[Your objective]:
Tally the lines that contain "date" and report the total alone.

───── Provided data ─────

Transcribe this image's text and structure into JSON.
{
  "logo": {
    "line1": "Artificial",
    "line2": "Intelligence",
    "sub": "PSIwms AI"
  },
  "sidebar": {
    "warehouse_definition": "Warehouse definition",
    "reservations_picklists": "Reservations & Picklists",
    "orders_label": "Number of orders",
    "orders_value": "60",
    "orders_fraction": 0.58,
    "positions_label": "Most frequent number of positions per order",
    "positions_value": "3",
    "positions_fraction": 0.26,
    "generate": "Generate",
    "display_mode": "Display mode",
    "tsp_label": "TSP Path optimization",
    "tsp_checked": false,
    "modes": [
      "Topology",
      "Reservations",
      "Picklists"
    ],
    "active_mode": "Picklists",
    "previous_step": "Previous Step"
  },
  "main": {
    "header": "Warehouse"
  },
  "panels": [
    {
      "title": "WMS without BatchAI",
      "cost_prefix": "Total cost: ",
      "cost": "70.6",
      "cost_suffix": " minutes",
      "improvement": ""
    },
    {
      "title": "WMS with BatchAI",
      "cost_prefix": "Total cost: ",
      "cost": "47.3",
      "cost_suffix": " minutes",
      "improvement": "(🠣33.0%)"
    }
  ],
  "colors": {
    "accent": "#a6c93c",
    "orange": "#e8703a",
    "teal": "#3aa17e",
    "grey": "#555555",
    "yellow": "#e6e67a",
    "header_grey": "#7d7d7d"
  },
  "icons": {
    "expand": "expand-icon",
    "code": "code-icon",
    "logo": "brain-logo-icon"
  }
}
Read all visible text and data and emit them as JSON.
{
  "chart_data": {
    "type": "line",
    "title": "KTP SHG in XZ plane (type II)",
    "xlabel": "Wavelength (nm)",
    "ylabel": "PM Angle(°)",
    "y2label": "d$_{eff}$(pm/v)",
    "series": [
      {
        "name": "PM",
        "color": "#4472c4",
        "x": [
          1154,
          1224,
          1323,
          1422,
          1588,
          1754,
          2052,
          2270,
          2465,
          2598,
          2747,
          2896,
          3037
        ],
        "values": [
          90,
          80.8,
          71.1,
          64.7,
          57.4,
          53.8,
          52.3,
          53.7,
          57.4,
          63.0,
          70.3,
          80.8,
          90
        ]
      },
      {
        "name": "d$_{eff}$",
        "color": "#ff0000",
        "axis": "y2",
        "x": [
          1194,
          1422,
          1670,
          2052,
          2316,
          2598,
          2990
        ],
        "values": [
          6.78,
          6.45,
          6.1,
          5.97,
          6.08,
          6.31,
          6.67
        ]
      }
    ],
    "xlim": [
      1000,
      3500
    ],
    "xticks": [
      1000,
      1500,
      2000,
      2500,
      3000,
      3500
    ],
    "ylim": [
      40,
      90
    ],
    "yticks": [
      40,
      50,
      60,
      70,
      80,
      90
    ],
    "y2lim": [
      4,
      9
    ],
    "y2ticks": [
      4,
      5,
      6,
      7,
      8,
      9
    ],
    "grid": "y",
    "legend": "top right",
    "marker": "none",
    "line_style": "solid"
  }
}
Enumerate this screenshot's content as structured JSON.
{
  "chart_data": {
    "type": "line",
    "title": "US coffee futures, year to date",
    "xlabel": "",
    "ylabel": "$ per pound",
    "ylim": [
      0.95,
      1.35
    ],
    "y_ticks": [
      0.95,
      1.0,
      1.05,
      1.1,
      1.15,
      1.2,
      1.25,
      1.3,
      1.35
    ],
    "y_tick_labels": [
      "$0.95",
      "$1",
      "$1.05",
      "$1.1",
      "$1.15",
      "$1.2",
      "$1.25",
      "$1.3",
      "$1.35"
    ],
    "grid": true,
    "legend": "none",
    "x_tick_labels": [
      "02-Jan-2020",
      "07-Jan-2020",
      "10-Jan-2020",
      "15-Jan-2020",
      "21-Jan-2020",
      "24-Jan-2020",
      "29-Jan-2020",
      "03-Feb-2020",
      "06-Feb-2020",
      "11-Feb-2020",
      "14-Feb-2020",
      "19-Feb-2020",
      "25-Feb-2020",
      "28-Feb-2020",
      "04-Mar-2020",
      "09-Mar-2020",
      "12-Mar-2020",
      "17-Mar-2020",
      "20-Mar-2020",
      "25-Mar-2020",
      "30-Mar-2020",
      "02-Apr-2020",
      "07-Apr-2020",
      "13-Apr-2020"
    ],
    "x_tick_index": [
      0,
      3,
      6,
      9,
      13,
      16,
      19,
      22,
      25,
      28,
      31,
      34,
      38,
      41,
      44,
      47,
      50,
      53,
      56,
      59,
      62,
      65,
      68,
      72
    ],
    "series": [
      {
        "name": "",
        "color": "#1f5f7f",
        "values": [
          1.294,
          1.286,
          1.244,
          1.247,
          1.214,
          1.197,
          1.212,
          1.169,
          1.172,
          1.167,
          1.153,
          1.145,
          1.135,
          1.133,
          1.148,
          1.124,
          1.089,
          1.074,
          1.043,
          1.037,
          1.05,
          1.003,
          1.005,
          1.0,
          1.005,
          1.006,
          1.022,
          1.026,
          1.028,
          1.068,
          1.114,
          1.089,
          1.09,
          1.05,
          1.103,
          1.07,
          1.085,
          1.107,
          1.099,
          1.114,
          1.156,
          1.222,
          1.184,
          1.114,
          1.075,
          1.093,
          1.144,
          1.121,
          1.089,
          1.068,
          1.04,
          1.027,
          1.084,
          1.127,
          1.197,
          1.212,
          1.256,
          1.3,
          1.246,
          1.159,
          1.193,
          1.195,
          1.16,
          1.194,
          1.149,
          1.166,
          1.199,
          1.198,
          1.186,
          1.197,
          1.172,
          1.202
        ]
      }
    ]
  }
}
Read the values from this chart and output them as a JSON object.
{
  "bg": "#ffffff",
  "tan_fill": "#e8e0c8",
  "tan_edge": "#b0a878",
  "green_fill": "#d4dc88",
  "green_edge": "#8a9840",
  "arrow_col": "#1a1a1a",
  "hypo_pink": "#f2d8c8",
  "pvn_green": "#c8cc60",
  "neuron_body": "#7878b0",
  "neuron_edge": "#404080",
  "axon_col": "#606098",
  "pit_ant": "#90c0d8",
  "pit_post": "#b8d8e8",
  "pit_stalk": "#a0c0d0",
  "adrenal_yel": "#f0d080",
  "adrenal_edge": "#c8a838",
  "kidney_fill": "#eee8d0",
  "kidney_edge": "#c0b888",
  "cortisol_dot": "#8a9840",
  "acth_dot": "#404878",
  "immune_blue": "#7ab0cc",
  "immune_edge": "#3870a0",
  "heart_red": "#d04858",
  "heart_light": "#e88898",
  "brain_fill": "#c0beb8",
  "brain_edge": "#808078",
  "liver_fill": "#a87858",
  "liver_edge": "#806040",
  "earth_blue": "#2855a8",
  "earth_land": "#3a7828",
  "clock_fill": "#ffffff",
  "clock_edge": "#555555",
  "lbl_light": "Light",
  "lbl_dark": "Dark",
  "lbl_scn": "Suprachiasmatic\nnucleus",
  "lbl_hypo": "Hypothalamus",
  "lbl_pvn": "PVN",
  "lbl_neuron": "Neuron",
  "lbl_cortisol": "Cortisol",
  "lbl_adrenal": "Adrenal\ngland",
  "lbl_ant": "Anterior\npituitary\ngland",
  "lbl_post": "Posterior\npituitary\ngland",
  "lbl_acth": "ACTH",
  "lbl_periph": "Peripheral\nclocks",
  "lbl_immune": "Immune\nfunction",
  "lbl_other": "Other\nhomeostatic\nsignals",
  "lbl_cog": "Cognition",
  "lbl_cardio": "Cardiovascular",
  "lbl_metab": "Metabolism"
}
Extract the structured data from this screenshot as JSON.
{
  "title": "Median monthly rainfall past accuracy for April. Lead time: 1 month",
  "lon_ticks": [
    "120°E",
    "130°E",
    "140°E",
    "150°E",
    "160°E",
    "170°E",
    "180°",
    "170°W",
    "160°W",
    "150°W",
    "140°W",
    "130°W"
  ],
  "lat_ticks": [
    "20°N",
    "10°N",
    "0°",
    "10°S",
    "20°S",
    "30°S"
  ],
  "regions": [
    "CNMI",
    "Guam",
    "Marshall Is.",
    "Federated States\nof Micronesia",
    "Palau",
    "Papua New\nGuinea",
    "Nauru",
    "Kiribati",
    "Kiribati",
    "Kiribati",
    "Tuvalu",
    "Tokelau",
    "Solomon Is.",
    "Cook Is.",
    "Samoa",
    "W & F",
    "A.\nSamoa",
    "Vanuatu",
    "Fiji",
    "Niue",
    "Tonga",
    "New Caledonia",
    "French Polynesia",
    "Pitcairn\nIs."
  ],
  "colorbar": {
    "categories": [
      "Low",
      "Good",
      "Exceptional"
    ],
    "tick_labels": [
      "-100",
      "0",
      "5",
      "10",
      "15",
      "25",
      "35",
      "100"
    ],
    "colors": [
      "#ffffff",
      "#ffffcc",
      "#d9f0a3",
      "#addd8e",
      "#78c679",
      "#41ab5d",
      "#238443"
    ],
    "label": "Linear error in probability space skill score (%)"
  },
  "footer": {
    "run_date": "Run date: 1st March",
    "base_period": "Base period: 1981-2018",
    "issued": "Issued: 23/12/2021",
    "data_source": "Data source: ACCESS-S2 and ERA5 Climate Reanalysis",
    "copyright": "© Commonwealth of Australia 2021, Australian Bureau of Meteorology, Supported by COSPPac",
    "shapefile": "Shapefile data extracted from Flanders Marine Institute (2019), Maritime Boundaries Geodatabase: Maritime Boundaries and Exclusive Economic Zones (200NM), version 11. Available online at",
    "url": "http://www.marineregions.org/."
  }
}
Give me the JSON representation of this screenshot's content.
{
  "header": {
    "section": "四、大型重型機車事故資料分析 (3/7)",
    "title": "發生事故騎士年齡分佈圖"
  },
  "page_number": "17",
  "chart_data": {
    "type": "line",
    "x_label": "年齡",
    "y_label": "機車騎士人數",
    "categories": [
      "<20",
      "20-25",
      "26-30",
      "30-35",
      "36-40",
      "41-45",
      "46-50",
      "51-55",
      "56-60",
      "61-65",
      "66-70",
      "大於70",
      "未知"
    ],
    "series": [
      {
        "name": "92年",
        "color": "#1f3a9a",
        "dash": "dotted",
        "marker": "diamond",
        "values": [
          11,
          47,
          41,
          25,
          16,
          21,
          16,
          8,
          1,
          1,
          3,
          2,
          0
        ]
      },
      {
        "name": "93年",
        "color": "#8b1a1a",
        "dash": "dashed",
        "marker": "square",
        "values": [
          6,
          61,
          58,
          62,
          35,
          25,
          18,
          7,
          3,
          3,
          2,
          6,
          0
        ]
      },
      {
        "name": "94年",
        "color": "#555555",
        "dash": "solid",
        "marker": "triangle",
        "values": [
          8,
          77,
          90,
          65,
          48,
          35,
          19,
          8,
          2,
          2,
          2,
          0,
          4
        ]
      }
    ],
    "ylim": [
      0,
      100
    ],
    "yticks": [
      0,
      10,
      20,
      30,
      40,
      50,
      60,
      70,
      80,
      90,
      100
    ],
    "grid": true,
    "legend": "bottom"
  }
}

─────

[Response below]:
2